[Data records]

= = = = =

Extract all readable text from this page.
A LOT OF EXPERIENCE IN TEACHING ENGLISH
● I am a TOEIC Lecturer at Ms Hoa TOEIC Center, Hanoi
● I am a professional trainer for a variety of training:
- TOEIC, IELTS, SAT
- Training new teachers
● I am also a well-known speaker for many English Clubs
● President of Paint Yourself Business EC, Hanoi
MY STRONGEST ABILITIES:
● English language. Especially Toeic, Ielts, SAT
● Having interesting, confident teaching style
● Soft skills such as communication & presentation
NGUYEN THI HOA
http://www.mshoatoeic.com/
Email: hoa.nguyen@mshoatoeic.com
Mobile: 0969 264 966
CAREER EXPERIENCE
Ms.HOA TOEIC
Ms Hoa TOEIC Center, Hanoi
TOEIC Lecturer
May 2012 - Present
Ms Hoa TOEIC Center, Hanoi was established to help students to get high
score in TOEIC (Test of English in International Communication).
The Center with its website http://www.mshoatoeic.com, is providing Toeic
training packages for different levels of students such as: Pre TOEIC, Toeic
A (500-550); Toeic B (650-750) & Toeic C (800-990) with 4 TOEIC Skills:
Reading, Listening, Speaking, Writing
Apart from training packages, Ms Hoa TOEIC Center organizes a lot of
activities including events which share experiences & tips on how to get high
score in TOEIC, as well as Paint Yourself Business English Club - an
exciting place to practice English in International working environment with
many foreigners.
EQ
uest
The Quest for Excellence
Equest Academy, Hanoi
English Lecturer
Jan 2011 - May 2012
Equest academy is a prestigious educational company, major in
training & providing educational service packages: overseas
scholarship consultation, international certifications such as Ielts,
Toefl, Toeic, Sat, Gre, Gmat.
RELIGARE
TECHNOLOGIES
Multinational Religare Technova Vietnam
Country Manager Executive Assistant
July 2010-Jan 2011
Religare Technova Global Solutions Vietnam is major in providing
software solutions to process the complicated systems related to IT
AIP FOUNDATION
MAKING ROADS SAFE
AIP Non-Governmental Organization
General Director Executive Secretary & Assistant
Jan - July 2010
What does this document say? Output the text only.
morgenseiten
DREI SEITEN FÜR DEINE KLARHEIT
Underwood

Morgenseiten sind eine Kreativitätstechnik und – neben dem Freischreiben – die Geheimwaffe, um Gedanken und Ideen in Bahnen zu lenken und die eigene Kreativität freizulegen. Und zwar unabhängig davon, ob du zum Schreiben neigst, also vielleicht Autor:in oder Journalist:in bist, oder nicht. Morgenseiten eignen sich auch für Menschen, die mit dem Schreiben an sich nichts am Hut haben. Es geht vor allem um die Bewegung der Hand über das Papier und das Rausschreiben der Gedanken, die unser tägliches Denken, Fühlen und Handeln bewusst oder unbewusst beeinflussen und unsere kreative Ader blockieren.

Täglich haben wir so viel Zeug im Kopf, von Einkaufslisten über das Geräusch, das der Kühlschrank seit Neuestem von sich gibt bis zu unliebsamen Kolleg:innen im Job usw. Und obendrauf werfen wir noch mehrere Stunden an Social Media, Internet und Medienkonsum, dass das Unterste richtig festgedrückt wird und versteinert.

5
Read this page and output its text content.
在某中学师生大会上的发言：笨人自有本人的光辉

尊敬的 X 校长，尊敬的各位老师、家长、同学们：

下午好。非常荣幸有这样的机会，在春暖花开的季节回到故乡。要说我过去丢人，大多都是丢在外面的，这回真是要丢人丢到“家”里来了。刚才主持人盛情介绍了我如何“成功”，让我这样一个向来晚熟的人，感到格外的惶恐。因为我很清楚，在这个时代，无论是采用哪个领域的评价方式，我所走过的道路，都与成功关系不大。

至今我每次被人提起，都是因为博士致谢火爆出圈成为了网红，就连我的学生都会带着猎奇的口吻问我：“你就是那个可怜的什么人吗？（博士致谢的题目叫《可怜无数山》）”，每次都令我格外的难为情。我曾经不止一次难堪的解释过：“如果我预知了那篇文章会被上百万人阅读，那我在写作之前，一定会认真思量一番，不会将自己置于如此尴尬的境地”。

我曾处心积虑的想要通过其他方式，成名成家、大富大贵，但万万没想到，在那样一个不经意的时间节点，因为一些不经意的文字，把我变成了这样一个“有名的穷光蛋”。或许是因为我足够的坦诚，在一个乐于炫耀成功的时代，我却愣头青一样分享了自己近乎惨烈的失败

= = = = =

= What is being asked =
From the entries above, list each line with "mshoatoeic" in it.

= Task response =
http://www.mshoatoeic.com/
Email: hoa.nguyen@mshoatoeic.com
The Center with its website http://www.mshoatoeic.com, is providing Toeic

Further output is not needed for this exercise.